Imagine you woke up one day and the world had changed. Everything looked the same, but as you were brushing your teeth, something just felt odd. You go grocery shopping that day and as you go down the aisles you notice what’s happened: there is no more variety. You get to the apples and instead of there being Fuji, Washington Delicious, Granny Smith, Braeburn, Pink Lady, all the kinds of apples you’re used to seeing, you only see one kind: Apple. You head to cereal and notice instead of Lucky Charms, Cheerios and Corn Flakes there’s only one kind of cereal called “Healthy Morning Breakfast”, a whole aisle of it. And on and on down your list it’s the same thing. Instead of there being variety, there is only a single brand, or a single kind. It’s a strange thought because we are very used to there being many kinds. We have a consumerist mindset which says if enough people want this kind of thing they’ll get it.

So what kind of Savior would you like today? You can have a loving one, a stern one. You can have one who is your friend, one who is your confidant. You can a have a powerful savior, or a hands-off savior. You can even have a savior who will hide himself away and only come out when you want him. There are a lot of options out there for what kind of savior you can have. There are even churches that will give people the kind of savior they want on that particular day. But will they have “the Savior,” the one the Bible tells us about?
= = = = =
## TO-DO LIST
**a.** Answer these questions about the passage above:
(i) What is the only kind of cereal called in the imagined grocery store?
(ii) Which apple varieties does the passage list as the kinds people are used to seeing?
(iii) What do some churches give people, according to the passage?
**b.** Reproduce the passage above word for word, starting at "So what kind" and ending at "tells us about?".

## RECORDS PROVIDED
= = = = =
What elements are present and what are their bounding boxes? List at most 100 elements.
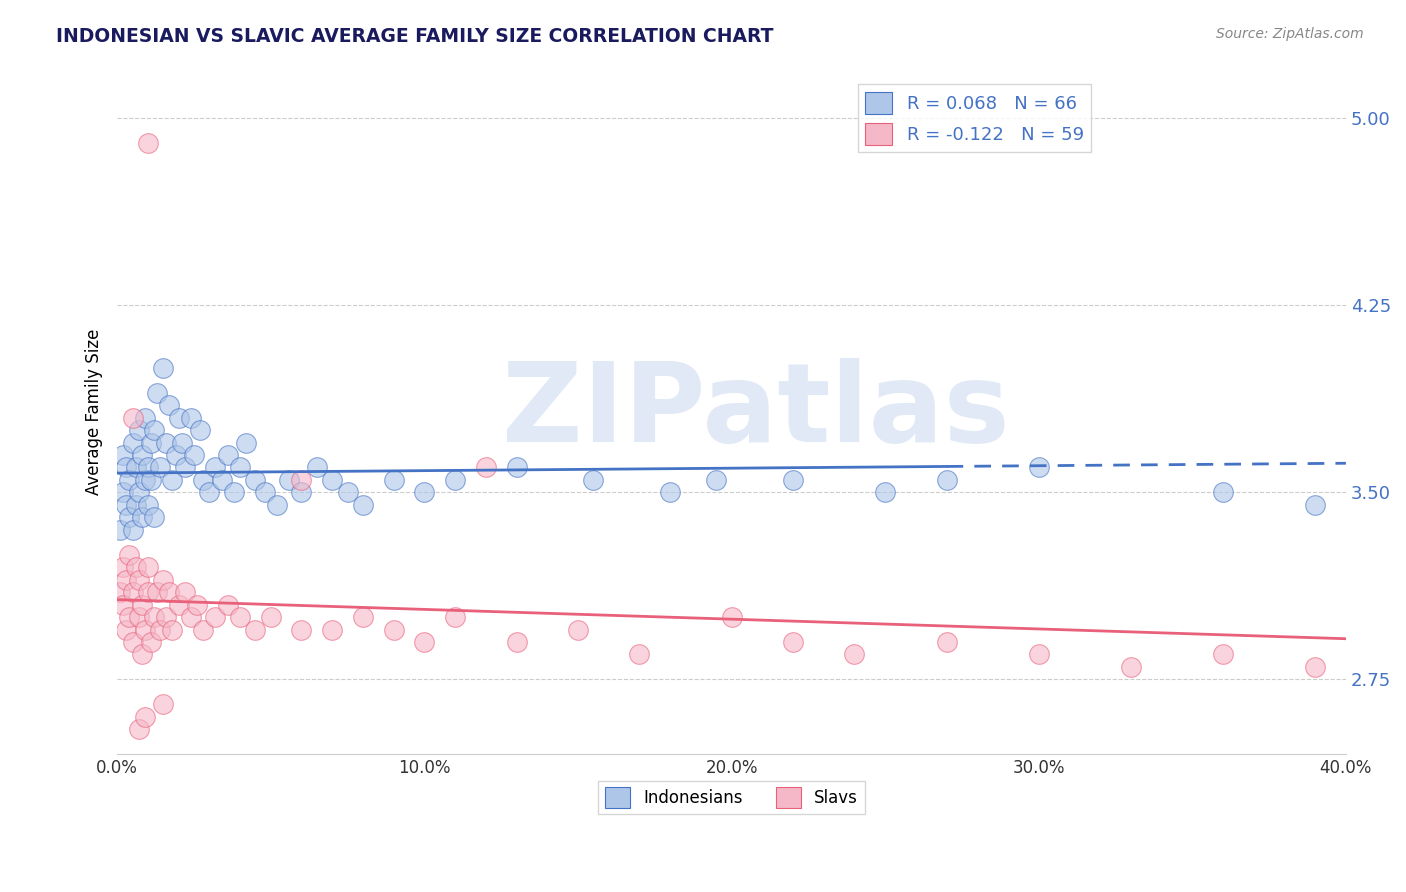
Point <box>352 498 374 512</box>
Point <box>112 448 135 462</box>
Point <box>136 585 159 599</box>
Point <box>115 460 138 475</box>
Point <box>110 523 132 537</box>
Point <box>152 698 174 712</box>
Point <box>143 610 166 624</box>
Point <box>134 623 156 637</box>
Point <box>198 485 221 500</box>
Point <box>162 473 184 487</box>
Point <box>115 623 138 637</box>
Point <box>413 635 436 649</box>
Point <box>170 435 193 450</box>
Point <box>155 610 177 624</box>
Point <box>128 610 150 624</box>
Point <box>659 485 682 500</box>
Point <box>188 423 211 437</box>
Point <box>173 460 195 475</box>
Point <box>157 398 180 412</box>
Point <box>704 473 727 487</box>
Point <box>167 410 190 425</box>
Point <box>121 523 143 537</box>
= = = = =
## OUTPUTS
**a.**
(i) "Healthy Morning Breakfast"
(ii) Fuji, Washington Delicious, Granny Smith, Braeburn and Pink Lady
(iii) The kind of savior they want on that particular day

**b.**
So what kind of Savior would you like today? You can have a loving one, a stern one. You can have one who is your friend, one who is your confidant. You can a have a powerful savior, or a hands-off savior. You can even have a savior who will hide himself away and only come out when you want him. There are a lot of options out there for what kind of savior you can have. There are even churches that will give people the kind of savior they want on that particular day. But will they have “the Savior,” the one the Bible tells us about?